### Task requirements
Check each line of the records below for the word "color" and copy those where it appears.

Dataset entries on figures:
+++
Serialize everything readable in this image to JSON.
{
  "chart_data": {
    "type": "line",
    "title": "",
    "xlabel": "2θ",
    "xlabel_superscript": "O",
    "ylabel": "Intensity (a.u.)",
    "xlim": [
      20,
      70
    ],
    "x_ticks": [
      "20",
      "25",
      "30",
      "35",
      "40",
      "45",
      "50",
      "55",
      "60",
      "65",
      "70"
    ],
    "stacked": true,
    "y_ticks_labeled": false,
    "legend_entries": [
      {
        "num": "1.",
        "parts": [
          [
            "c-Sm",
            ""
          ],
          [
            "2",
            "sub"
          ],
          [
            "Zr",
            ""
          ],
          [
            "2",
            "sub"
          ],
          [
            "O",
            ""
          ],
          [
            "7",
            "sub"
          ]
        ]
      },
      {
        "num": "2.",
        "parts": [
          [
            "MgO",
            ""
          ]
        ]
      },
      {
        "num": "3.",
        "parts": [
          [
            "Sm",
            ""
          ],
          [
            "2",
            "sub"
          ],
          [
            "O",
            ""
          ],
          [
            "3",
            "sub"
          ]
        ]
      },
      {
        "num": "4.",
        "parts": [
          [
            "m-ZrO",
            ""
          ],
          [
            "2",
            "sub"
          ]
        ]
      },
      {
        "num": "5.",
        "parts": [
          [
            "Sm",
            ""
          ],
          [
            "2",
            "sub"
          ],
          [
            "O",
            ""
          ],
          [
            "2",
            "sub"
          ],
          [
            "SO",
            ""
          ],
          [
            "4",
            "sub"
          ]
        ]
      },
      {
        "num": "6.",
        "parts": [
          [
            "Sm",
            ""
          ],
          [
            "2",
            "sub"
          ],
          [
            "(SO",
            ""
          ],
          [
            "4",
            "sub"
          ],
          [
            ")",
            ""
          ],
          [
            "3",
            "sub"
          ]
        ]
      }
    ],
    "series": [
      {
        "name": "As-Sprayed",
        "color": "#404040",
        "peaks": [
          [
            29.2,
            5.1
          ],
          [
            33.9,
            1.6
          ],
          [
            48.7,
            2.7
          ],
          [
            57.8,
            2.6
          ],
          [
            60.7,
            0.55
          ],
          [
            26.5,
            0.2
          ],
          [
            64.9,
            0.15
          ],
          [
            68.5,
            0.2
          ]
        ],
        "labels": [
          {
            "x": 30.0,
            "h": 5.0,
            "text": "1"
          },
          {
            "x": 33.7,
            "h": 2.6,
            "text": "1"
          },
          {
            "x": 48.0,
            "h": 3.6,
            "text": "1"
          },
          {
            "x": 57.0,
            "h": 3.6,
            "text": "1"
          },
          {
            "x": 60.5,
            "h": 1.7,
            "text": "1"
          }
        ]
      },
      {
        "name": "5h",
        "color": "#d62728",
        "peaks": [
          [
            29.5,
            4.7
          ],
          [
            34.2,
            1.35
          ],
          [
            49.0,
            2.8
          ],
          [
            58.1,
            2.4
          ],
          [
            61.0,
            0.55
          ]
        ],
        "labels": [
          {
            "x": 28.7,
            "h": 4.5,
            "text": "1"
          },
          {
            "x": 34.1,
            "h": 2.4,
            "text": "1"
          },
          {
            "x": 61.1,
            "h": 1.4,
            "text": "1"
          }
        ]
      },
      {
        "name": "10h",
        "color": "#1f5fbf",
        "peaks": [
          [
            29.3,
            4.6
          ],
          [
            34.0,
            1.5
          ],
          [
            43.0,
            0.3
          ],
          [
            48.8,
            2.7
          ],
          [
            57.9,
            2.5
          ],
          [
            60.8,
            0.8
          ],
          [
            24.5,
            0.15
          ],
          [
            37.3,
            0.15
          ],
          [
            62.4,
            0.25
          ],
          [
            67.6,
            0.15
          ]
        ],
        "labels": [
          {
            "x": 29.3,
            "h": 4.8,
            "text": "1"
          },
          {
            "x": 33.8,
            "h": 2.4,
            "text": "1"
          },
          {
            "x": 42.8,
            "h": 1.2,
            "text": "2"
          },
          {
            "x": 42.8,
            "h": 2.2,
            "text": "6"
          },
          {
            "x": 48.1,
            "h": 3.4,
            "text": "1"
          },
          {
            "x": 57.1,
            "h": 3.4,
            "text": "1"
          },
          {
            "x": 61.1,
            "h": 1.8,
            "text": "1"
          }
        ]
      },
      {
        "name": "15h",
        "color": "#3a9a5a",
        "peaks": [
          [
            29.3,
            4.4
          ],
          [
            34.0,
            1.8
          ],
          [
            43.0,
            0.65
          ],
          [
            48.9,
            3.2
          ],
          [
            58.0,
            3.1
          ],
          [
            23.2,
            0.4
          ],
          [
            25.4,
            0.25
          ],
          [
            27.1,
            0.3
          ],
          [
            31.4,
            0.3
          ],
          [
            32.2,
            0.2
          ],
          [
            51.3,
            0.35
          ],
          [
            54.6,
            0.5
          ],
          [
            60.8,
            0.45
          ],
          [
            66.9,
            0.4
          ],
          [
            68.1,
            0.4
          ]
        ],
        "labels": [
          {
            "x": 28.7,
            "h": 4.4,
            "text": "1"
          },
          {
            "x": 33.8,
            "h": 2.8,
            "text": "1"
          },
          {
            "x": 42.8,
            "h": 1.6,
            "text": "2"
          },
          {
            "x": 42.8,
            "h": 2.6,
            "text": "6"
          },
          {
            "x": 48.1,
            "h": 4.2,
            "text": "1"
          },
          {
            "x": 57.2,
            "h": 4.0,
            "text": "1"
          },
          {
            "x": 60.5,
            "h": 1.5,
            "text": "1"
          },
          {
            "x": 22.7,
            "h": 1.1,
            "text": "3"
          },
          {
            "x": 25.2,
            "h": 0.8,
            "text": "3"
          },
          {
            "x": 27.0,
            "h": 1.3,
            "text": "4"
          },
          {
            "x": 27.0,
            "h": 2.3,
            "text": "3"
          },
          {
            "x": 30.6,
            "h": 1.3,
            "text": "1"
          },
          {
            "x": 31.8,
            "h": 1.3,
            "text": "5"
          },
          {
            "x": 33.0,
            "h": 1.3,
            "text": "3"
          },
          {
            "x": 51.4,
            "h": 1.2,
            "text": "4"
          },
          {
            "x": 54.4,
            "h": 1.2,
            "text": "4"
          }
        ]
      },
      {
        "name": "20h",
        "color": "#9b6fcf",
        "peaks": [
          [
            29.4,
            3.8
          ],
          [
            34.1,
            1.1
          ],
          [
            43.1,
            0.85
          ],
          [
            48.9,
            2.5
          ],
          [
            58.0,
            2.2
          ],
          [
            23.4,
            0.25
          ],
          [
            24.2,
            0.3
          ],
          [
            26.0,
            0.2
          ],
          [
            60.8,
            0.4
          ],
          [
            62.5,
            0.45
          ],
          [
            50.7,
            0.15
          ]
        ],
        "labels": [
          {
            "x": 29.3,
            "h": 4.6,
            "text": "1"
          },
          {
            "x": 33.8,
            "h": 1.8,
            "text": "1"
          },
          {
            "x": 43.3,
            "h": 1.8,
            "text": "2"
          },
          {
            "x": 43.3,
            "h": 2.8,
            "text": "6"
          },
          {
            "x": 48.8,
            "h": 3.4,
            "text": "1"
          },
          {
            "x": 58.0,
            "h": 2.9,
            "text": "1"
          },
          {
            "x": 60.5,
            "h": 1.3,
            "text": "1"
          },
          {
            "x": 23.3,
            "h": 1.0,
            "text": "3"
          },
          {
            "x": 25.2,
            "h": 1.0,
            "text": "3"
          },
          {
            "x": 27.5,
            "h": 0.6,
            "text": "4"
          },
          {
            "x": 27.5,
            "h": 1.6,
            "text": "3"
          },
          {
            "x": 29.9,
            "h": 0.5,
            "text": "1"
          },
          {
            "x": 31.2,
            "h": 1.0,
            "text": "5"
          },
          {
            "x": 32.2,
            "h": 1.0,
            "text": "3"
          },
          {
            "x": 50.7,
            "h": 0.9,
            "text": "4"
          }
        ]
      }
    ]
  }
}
+++
### Task answer
        "color": "#404040",
        "color": "#d62728",
        "color": "#1f5fbf",
        "color": "#3a9a5a",
        "color": "#9b6fcf",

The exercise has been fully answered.